Required actions:
**a.** Rewrite the paragraph of the solar oven text beginning "A few years ago I made my own solar oven" as a brief list of its main facts.
**b.** Continue the solar oven text after its final sentence.

Text provided:

On a sunny day, I can cook our dinner without any fossil fuels, and without heating up the kitchen. I have a solar oven, and it cooks using the sun’s energy directly without going through photo voltaic panels and an inverter, or any electrical appliance. A solar oven catches the light and heat of the sunshine, focusing and trapping the heat around the cooking pot and keeping the pot hot enough for long enough to cook the food.
A few years ago I made my own solar oven using several carboard boxes which fit inside each other (can you still call it concentric if it is a rectangle?). I stuffed between the boxes with shredded paper for insulation, and lined the interior of the cooking chamber with shiny aluminum foil to reflect the light onto the pot. A cake rack elevated the pot off the bottom of the box to let the hot air go underneath. A piece of glass from an old picture frame went on top to let the light through but stop the heat getting out. And a windscreen reflector wrapped around 3 sides of the box, reflecting the light from further out into the box. I supported the reflector by tying it to the upright handles of a wheeled trolley, with the bottom under the boxes, and tied it all on with a ratchet strap. The outer boxes didn’t quite come up to the top of the inner box, so I rolled up some towels to fill the gap and keep that top edge insulated too.

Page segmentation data

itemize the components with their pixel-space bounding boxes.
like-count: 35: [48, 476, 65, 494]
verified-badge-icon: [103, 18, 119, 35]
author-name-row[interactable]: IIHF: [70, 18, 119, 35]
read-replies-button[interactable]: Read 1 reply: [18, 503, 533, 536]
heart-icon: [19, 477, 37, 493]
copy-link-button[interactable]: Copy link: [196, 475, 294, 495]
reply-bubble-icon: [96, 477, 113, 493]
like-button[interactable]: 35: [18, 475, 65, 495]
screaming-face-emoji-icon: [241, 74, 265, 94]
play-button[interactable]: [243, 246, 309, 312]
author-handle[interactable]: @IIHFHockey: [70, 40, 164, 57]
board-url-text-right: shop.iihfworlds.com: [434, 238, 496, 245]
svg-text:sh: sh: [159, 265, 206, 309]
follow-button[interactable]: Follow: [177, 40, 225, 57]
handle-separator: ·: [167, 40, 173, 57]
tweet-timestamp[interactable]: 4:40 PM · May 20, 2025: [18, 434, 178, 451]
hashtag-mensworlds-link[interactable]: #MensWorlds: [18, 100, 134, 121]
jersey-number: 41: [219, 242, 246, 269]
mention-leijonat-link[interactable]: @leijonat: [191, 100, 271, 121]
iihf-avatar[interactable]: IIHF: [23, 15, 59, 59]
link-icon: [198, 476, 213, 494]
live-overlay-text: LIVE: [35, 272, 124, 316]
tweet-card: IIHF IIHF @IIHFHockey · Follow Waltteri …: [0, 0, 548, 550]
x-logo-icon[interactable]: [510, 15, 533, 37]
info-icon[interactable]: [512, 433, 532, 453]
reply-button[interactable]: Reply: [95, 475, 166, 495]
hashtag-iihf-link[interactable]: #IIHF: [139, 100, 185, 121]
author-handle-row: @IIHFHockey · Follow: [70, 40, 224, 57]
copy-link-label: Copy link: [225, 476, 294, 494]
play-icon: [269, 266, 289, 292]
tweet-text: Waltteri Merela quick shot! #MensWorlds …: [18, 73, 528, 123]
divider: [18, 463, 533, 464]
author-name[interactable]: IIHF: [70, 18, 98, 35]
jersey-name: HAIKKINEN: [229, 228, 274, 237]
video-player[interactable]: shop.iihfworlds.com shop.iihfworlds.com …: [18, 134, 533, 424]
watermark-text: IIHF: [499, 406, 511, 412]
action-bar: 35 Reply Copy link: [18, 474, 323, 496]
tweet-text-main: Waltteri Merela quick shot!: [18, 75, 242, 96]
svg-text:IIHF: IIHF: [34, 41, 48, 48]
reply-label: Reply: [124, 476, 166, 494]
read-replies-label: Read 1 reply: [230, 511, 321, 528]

Answers provided:
**a.**
- Built a few years ago from several cardboard boxes that fit inside one another
- Shredded paper stuffed between the boxes for insulation
- Cooking chamber lined with shiny aluminum foil to reflect light onto the pot
- Cake rack raised the pot so hot air could pass underneath
- Glass from an old picture frame on top let light in and kept heat from escaping
- Windscreen reflector around 3 sides directed light from further out into the box
- Reflector tied to the upright handles of a wheeled trolley, its bottom under the boxes, all held by a ratchet strap
- Rolled-up towels filled the gap where the outer boxes fell short of the inner box's top, insulating that edge

**b.**
That home made solar oven cooked meat and 12cm diameter (450g Tuna tin) Christmas cakes really well. It didn’t get to much more than 150C even on a very sunny hot summer day, but it cooked things slowly and tenderly, with no risk of burning. After a few years of use, the cardboard began to weaken. The insulating properties decreased a lot when mice gnawed a hole and removed some shredded paper. Even putting a sock in the hole didn’t fix it well enough.
We tried making a wooden box version. It had polystyrene in several compartmented walls, and the box was lined with recut mirrors. The same trolley and reflector and glass top were used from the cardboard box, but the moisture that condensed in the box while the food was cooking posed a major threat to the integrity of the MDF.

So when I heard a good review from a friend, I decided to spend and buy a properly made sun oven. I am very glad I did. It works very well, it far easier to set up and pack away, and so I use it much more regularly. This unit reflects the suns rays into the cooking chamber from opened mirror-like metal sheets. Those sheets fold to make the oven very compact when not in use. The glass door rests against a good seal and the whole box can be tilted to match the angle of the suns rays: low in the morning and evening, so the box is tilted quite a lot, but high sun in the middle of the day, so the box tilts less. The rack is attached to the sides and swings so the pot stays level while the box tilts.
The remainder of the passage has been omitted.